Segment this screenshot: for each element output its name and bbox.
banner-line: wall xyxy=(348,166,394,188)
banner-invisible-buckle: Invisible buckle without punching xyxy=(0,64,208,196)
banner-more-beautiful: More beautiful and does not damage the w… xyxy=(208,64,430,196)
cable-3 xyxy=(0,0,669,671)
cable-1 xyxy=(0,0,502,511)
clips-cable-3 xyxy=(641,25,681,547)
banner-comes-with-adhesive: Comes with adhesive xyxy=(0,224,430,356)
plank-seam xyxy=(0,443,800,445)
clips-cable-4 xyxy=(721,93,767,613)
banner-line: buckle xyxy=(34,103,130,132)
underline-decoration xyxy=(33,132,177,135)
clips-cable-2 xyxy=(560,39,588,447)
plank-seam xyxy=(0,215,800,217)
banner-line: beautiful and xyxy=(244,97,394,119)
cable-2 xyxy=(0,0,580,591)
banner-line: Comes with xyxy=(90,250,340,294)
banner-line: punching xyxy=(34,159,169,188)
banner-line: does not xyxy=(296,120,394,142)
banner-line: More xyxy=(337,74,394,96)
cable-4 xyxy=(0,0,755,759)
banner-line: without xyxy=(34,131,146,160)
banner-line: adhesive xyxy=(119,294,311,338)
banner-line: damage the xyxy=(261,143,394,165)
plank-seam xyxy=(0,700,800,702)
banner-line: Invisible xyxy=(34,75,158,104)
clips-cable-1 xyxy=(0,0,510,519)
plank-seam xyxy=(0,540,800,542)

__EXERCISE INSTRUCTIONS__
Reproduce every line of the listing above verbatim, from start to finish.

__TASK OUTPUT__
Segment this screenshot: for each element output its name and bbox.
banner-line: wall xyxy=(348,166,394,188)
banner-invisible-buckle: Invisible buckle without punching xyxy=(0,64,208,196)
banner-more-beautiful: More beautiful and does not damage the w… xyxy=(208,64,430,196)
cable-3 xyxy=(0,0,669,671)
cable-1 xyxy=(0,0,502,511)
clips-cable-3 xyxy=(641,25,681,547)
banner-comes-with-adhesive: Comes with adhesive xyxy=(0,224,430,356)
plank-seam xyxy=(0,443,800,445)
clips-cable-4 xyxy=(721,93,767,613)
banner-line: buckle xyxy=(34,103,130,132)
underline-decoration xyxy=(33,132,177,135)
clips-cable-2 xyxy=(560,39,588,447)
plank-seam xyxy=(0,215,800,217)
banner-line: beautiful and xyxy=(244,97,394,119)
cable-2 xyxy=(0,0,580,591)
banner-line: Comes with xyxy=(90,250,340,294)
banner-line: punching xyxy=(34,159,169,188)
banner-line: does not xyxy=(296,120,394,142)
banner-line: More xyxy=(337,74,394,96)
cable-4 xyxy=(0,0,755,759)
banner-line: without xyxy=(34,131,146,160)
banner-line: adhesive xyxy=(119,294,311,338)
banner-line: damage the xyxy=(261,143,394,165)
plank-seam xyxy=(0,700,800,702)
banner-line: Invisible xyxy=(34,75,158,104)
clips-cable-1 xyxy=(0,0,510,519)
plank-seam xyxy=(0,540,800,542)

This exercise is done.